◆ Required task 1
In the records, express the lines between the one holding "men-size-label: S码: 165/84A" and the one holding "men-size-label: XL码: 180/96A", inclusive, as a numbered list with blank lines left out. Give only those lines.

◆ Source excerpt
'''

In Descartes' (1641) epistemic principle of methodic doubt, also known as Cartesian

skepticism, it is highlighted that “those who are seeking the strict way of the truth should

not trouble themselves about any object concerning which they cannot have a certainty

equal to arithmetic or geometric demonstration”. Although this is a qualitative research,

this philosophical idea is followed here in the sense that the researcher will practice

Epoché in order to avoid prejudgment and/or biases during the course of this research and

enter into the research with a fresh eye.

3.3. Methods & Techniques

There are a number of methods, tools and techniques within the area of

Participatory Design. Brandt (2012) stated that Participatory Design is not only one

approach but rather a proliferating family which hosts many design agendas and has a

variety of toolboxes. The available tools and techniques are to be combined, adapted and

complemented in order to form newer Participatory Design practices. Some of the

available approaches for designing with users are storyboards, walking through as well as

card methods.

Different tools and techniques are suitable for different purposes such as storyboards,

observations, inspiration cards, collaborative prototyping, future workshops, cartographic

mapping, etc. (Brandt et al., 2012; Mörtberg et al., 2010). In this work project we intend

to include future workshop, inspiration card and passive observation as three

complementary methods to understand humans’ needs and desires, as well as their

priorities for a future smart greener home.

According to Jungk and Müllert (1981) the future workshop method is related with a

process of planning and enacting possible future outcomes, while the involvement of the

stakeholders takes place, with the use of various phases as a method, through a joint

proposal for change.

Halskov and Dalsgård (2006) stated that Inspiration Card workshop is a collaborative

method that is used to inspire, express and explore ideas, emotions and values. This is

strengthened by Wölfel and Merrit (2013) who argued that this method can be used for

different purposes such as idea generation, engagement, communication and empathy.

The Inspiration Card method is intended in our project work as a complementary method

to the Future Workshop in order to identify needs and desires that the previous workshop

may not have helped to identify. According to Halskov and Dalsgård (2006), Future

Workshop is a highly structured process with defined phases which all have certain rules

and restrictions. Inspiration Card on the other hand is an informal method with minimal

structure together with sources of inspiration that could enable the participants to identify

additional ideas.

The Observation is another method that, together with the previously mentioned methods,

has the potential to make a significant impact in our work project. Indeed, it will

complete the study by providing validation or conflictive information on people’s

behaviours in their natural habitat, such as their home. With this method we acknowledge

the fact that it could reveal some crucial context points that could possibly not be spoken

of during the workshops.

The Participants

The whole project initially consisted of a total of 12 participants. All participants were

selected because they had a smart meter device installed in their home for at least 4

months. The selection of the participants was not based age, gender, social status or on

how savvy they are with technology, energy or green living knowledge. The only criteria

being having a smart meter device installed at home is to this project a representation of a

larger UK population. The project sample of participants is therefore a representative one.

'''

◆ Extracted data
'''

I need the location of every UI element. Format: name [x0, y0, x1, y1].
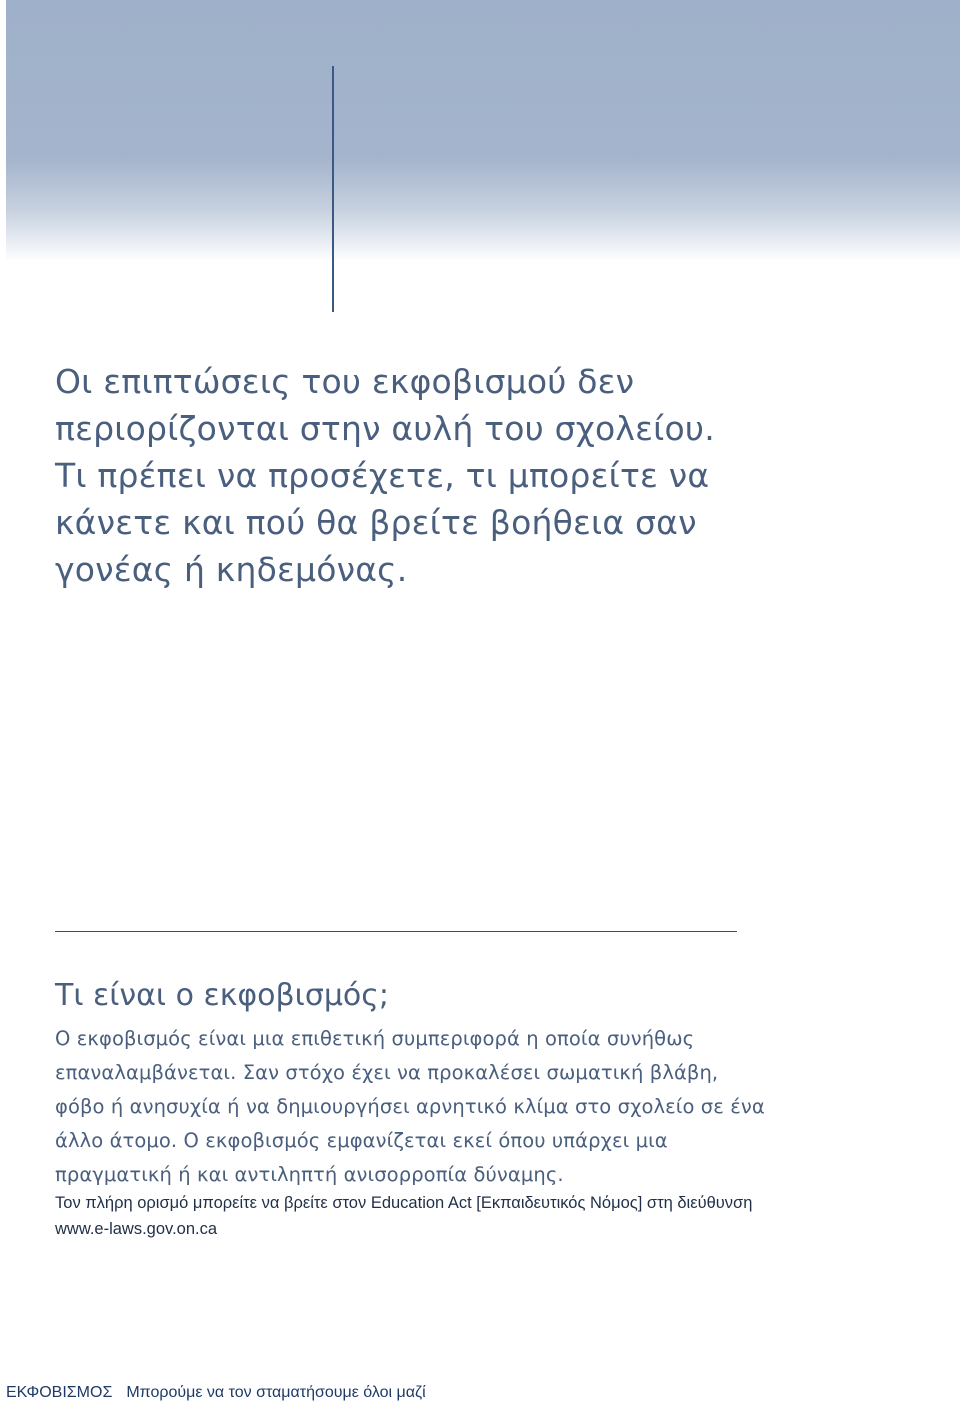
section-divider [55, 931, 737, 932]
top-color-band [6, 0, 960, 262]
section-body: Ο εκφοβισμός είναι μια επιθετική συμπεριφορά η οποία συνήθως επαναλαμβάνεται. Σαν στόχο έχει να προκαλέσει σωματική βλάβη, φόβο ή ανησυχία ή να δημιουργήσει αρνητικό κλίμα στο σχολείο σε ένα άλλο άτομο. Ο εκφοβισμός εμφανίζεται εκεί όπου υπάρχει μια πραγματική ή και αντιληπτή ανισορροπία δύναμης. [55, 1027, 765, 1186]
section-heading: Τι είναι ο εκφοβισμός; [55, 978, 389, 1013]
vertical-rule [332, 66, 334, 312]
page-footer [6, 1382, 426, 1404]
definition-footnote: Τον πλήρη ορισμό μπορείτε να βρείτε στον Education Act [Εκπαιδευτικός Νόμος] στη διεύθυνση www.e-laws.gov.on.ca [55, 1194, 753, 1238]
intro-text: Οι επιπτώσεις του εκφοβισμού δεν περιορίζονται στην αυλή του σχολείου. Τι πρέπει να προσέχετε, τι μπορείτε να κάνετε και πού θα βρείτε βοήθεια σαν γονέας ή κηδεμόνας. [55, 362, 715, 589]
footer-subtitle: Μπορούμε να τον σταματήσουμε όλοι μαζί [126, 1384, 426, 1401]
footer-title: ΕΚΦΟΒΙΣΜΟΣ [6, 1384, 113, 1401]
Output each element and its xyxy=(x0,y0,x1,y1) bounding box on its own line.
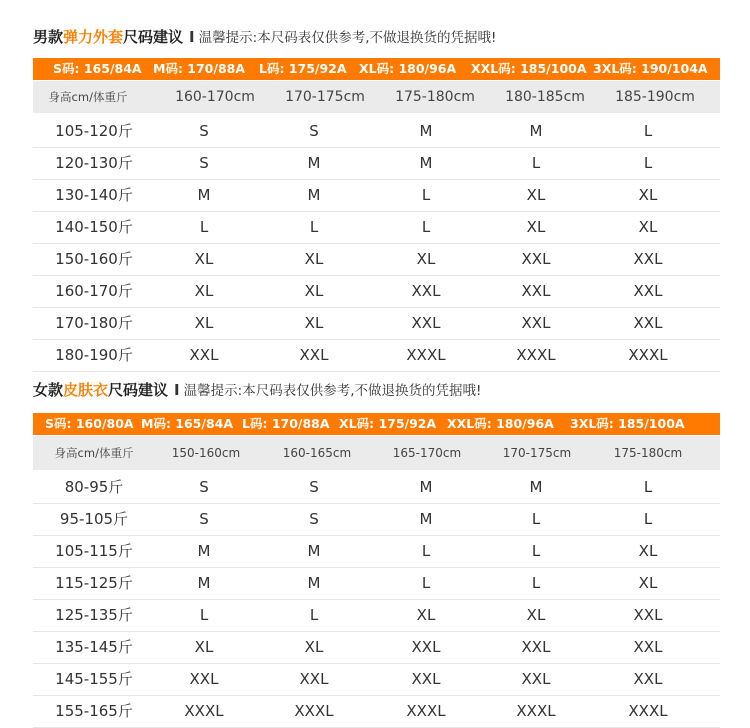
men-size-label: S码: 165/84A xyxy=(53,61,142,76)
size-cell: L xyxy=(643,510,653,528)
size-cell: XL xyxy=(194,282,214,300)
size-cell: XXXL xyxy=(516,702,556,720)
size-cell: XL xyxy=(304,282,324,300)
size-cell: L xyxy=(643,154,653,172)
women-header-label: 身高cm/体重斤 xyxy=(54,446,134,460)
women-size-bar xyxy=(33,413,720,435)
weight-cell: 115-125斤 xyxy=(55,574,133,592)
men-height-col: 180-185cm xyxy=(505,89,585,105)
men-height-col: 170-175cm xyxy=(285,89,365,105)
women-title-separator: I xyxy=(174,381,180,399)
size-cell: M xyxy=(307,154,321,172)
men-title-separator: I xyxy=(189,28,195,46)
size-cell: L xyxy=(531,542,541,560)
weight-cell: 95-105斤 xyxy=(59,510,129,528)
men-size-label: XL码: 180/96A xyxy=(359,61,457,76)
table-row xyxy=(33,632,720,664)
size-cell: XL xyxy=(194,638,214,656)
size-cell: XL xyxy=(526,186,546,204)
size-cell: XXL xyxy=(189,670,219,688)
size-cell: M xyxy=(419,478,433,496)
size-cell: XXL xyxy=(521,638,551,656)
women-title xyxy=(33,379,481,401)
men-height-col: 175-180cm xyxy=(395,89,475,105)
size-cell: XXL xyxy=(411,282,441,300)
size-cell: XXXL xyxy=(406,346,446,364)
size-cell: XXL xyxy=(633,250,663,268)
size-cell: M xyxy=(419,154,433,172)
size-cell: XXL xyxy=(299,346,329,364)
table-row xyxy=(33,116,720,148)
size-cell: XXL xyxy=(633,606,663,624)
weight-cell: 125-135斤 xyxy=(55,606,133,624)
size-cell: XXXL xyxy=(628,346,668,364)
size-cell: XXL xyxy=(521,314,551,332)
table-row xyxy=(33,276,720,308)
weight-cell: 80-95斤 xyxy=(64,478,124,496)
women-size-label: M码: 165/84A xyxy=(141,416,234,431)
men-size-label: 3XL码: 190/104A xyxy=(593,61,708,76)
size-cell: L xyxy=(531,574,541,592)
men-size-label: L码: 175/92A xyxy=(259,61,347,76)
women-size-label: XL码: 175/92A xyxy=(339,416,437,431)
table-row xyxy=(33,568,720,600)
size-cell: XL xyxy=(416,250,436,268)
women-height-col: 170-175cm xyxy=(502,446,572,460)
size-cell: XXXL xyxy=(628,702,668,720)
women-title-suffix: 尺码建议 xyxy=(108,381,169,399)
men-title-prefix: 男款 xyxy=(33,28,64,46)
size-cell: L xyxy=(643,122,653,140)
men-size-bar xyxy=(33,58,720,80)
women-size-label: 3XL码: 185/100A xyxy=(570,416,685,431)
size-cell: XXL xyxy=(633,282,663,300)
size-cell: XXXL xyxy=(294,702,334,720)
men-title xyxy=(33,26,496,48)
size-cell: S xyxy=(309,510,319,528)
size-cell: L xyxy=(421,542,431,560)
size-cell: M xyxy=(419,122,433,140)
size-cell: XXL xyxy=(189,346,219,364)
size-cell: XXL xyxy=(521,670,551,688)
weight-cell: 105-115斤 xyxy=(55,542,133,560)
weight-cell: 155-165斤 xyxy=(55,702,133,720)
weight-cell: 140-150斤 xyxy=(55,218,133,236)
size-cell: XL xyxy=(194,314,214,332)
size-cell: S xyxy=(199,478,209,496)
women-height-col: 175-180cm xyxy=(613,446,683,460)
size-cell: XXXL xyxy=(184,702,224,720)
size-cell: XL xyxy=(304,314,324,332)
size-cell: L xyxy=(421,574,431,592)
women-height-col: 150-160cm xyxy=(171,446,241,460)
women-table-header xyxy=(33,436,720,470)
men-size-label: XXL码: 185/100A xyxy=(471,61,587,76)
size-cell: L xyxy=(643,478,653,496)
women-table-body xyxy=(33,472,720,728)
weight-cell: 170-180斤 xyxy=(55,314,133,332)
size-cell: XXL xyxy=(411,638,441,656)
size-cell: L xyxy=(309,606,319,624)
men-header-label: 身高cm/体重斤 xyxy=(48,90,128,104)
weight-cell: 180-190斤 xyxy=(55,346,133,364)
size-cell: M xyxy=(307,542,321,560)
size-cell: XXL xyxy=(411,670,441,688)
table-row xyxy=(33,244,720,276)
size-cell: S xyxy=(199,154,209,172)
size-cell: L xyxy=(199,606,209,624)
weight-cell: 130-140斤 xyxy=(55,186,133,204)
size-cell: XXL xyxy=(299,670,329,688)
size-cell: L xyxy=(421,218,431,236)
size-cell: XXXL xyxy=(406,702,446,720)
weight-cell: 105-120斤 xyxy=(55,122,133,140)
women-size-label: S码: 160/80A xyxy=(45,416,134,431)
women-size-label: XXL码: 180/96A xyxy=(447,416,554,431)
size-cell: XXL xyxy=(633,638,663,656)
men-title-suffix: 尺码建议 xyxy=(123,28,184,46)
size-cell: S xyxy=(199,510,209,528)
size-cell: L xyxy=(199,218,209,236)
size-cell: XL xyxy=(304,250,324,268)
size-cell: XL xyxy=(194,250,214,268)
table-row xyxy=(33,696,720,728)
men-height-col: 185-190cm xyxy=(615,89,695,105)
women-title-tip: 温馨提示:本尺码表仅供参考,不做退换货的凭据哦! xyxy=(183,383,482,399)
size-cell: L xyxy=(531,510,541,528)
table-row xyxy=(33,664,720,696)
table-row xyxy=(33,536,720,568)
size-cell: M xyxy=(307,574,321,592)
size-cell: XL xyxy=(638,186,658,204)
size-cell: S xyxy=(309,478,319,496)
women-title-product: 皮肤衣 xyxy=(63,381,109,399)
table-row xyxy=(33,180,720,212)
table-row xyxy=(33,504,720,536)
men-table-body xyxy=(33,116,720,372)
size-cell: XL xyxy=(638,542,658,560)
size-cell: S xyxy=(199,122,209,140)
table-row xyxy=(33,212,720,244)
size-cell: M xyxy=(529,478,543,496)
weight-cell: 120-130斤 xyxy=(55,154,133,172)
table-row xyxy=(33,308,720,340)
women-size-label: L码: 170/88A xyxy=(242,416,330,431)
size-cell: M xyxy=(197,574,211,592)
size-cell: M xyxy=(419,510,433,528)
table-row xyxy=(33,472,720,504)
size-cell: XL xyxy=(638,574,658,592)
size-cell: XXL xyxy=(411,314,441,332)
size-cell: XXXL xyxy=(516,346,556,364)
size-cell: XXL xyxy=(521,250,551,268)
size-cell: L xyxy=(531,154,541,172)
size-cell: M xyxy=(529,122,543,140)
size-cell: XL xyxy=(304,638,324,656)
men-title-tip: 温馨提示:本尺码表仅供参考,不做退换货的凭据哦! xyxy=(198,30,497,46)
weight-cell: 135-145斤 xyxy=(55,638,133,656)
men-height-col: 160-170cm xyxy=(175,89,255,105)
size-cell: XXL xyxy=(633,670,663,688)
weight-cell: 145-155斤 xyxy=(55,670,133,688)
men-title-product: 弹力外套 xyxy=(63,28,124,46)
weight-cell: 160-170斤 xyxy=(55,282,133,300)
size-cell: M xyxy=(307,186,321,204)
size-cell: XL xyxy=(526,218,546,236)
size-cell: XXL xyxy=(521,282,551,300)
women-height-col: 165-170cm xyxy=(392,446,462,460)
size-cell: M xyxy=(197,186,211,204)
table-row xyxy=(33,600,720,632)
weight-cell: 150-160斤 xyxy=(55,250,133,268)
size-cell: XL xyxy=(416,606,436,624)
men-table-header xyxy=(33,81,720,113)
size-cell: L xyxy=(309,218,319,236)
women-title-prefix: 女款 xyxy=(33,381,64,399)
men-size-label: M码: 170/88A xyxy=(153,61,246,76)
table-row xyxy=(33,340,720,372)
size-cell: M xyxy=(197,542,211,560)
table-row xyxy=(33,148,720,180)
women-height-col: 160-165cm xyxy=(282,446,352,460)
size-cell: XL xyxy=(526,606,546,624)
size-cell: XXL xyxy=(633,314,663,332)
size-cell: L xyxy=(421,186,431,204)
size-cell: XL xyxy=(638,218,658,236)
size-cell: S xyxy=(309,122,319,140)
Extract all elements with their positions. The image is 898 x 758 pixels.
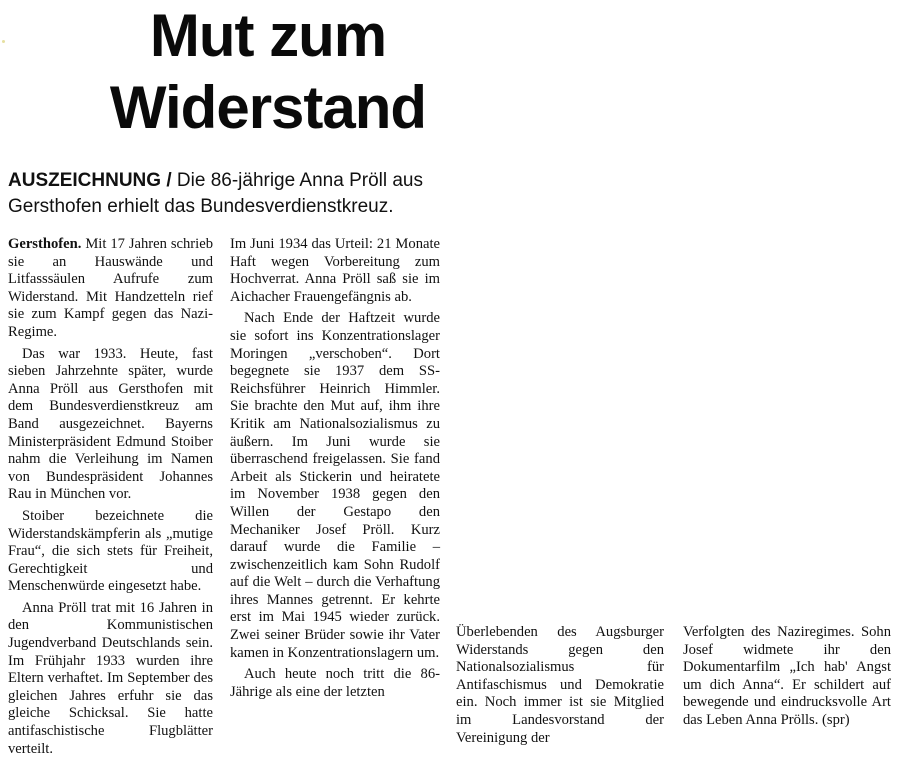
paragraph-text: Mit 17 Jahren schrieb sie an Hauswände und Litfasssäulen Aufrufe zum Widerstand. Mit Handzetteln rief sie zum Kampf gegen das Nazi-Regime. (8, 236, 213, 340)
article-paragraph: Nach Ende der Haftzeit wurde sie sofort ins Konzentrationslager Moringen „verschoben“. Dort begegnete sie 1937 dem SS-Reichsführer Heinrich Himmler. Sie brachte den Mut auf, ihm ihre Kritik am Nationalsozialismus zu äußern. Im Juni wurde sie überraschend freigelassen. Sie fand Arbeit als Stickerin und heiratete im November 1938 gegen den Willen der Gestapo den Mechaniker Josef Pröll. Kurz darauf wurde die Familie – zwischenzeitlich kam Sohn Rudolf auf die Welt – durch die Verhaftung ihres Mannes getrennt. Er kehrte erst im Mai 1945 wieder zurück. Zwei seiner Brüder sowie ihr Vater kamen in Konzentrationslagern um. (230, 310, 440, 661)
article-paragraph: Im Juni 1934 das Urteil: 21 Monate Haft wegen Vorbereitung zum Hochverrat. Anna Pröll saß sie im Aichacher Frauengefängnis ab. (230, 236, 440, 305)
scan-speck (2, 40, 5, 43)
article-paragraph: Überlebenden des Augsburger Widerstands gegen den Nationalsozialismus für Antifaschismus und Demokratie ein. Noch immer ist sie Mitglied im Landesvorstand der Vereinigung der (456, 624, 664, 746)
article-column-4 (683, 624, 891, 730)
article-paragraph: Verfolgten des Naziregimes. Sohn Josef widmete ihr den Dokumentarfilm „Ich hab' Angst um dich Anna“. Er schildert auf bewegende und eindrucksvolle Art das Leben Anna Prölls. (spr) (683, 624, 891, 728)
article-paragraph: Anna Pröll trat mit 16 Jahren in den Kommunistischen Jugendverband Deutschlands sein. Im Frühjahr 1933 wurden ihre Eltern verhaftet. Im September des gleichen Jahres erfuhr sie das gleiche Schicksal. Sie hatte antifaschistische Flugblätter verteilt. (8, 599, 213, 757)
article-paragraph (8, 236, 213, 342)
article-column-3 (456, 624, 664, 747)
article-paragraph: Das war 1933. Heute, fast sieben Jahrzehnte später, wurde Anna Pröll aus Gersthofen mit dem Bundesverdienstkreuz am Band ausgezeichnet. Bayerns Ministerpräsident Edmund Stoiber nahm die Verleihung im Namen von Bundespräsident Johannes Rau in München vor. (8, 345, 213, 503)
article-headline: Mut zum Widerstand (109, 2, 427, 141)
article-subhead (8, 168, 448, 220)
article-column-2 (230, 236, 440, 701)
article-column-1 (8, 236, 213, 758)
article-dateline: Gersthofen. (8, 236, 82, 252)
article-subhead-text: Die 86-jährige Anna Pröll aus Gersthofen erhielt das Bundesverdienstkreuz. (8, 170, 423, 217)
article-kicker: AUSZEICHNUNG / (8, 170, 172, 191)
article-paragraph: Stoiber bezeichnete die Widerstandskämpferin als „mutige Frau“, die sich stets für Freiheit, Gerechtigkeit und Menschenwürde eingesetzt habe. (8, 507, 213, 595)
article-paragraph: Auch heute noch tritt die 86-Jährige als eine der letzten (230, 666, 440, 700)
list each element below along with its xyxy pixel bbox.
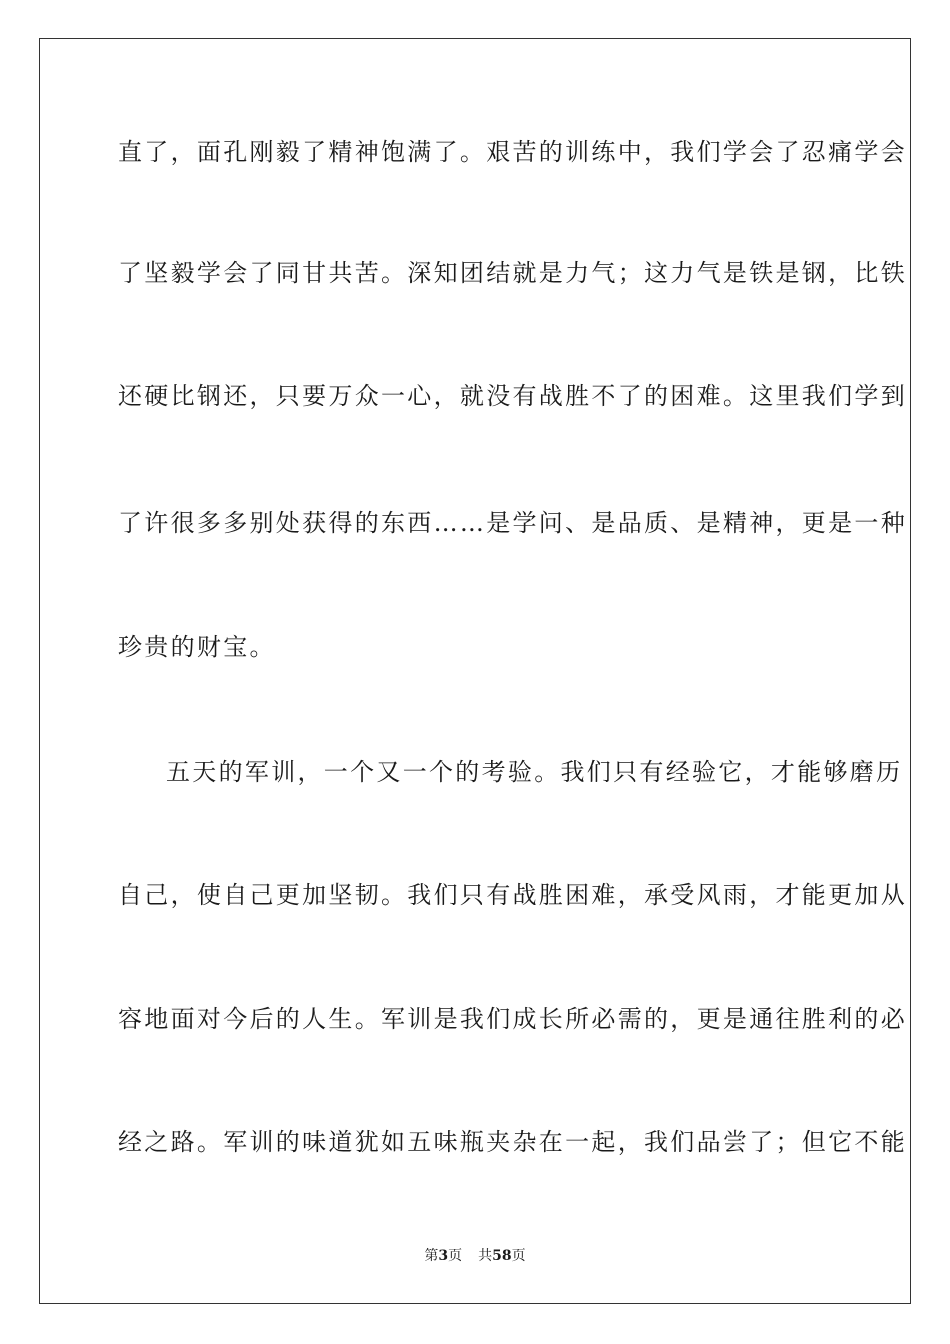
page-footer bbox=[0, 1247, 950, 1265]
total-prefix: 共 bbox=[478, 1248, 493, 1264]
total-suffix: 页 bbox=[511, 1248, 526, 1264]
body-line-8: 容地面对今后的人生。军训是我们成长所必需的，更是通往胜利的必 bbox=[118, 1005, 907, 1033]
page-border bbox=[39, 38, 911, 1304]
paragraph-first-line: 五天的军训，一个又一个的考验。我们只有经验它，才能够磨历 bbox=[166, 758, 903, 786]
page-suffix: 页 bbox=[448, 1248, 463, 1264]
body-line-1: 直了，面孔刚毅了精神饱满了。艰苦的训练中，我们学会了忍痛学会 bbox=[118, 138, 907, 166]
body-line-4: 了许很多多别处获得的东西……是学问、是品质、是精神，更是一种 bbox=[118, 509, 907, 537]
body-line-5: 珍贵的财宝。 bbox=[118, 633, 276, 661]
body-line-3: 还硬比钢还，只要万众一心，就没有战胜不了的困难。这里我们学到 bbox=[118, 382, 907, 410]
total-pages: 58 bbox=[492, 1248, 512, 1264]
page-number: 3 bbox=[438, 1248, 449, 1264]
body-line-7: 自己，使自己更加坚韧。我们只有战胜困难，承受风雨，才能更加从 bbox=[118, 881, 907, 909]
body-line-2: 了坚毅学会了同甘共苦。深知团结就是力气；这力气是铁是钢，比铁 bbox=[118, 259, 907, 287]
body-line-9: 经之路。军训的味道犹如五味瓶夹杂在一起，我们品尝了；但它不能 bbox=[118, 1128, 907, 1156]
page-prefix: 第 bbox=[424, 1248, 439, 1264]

'''

◆ Required task 2
Extract the part of the Participatory Design excerpt between "The Observation is" and "during the workshops.", inclusive, word for word.

◆ Task output 1
1. men-size-label: S码: 165/84A xyxy=(53,61,142,76)
2. size-cell: L xyxy=(643,510,653,528)
3. size-cell: XL xyxy=(194,282,214,300)
4. size-cell: XXXL xyxy=(516,702,556,720)
5. size-cell: XL xyxy=(304,282,324,300)
6. size-cell: L xyxy=(643,154,653,172)
7. women-header-label: 身高cm/体重斤 xyxy=(54,446,134,460)
8. women-size-bar xyxy=(33,413,720,435)
9. weight-cell: 115-125斤 xyxy=(55,574,133,592)
10. men-height-col: 180-185cm xyxy=(505,89,585,105)
11. men-height-col: 170-175cm xyxy=(285,89,365,105)
12. women-title-separator: I xyxy=(174,381,180,399)
13. size-cell: M xyxy=(307,154,321,172)
14. men-title-separator: I xyxy=(189,28,195,46)
15. size-cell: L xyxy=(531,542,541,560)
16. weight-cell: 95-105斤 xyxy=(59,510,129,528)
17. men-size-label: XL码: 180/96A xyxy=(359,61,457,76)

◆ Task output 2
The Observation is another method that, together with the previously mentioned methods,

has the potential to make a significant impact in our work project. Indeed, it will

complete the study by providing validation or conflictive information on people’s

behaviours in their natural habitat, such as their home. With this method we acknowledge

the fact that it could reveal some crucial context points that could possibly not be spoken

of during the workshops.